* _To be done_
Report each line of the data that includes the word "experimentar".

* _Records_
# # #

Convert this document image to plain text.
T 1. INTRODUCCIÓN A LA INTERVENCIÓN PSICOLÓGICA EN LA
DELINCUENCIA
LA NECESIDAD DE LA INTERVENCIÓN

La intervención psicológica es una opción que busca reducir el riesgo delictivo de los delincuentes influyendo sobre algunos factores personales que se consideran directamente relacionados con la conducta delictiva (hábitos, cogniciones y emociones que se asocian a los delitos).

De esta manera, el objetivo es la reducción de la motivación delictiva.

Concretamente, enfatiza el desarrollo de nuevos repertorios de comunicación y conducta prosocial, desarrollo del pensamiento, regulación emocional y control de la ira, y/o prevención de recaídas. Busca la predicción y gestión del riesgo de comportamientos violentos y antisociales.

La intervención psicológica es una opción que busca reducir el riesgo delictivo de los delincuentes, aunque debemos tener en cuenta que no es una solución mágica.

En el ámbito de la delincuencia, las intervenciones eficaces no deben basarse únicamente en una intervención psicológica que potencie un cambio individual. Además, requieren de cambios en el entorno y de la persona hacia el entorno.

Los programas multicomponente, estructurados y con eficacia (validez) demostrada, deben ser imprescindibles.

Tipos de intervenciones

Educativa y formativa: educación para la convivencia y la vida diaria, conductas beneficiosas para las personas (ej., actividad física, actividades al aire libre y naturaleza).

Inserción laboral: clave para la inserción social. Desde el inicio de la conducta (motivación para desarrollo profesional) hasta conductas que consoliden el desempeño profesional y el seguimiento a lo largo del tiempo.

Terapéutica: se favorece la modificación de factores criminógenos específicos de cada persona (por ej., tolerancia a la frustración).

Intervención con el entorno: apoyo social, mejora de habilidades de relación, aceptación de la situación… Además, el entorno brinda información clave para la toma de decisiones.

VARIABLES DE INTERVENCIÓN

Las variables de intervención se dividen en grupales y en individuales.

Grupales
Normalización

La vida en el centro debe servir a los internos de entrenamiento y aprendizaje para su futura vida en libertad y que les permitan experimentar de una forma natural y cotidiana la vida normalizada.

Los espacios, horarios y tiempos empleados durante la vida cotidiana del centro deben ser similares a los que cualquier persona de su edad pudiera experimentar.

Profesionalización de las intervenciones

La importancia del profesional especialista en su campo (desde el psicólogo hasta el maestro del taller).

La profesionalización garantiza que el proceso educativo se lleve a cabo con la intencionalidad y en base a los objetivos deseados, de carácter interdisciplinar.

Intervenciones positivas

# # #

* _Answer to this problem_
La vida en el centro debe servir a los internos de entrenamiento y aprendizaje para su futura vida en libertad y que les permitan experimentar de una forma natural y cotidiana la vida normalizada.
Los espacios, horarios y tiempos empleados durante la vida cotidiana del centro deben ser similares a los que cualquier persona de su edad pudiera experimentar.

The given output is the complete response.